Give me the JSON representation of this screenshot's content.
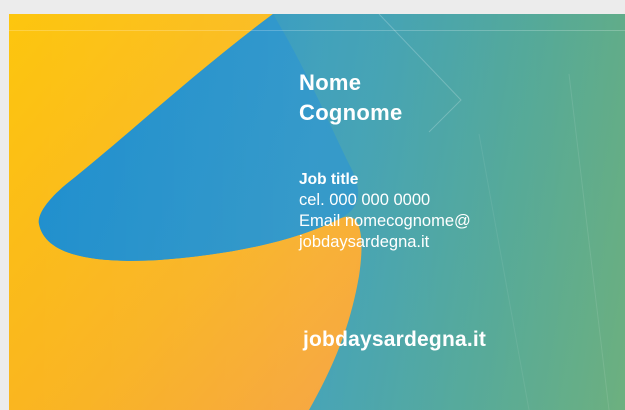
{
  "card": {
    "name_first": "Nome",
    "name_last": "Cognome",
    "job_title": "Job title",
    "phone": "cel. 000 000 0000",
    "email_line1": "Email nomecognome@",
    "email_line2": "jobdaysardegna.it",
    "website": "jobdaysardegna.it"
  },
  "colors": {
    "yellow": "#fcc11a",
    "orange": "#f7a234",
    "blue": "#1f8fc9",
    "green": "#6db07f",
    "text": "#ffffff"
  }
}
***
## [Exercise prompt]
Return every line of the records exactly as given, pictures excluded.

## [Task result]
Give me the JSON representation of this screenshot's content.
{
  "card": {
    "name_first": "Nome",
    "name_last": "Cognome",
    "job_title": "Job title",
    "phone": "cel. 000 000 0000",
    "email_line1": "Email nomecognome@",
    "email_line2": "jobdaysardegna.it",
    "website": "jobdaysardegna.it"
  },
  "colors": {
    "yellow": "#fcc11a",
    "orange": "#f7a234",
    "blue": "#1f8fc9",
    "green": "#6db07f",
    "text": "#ffffff"
  }
}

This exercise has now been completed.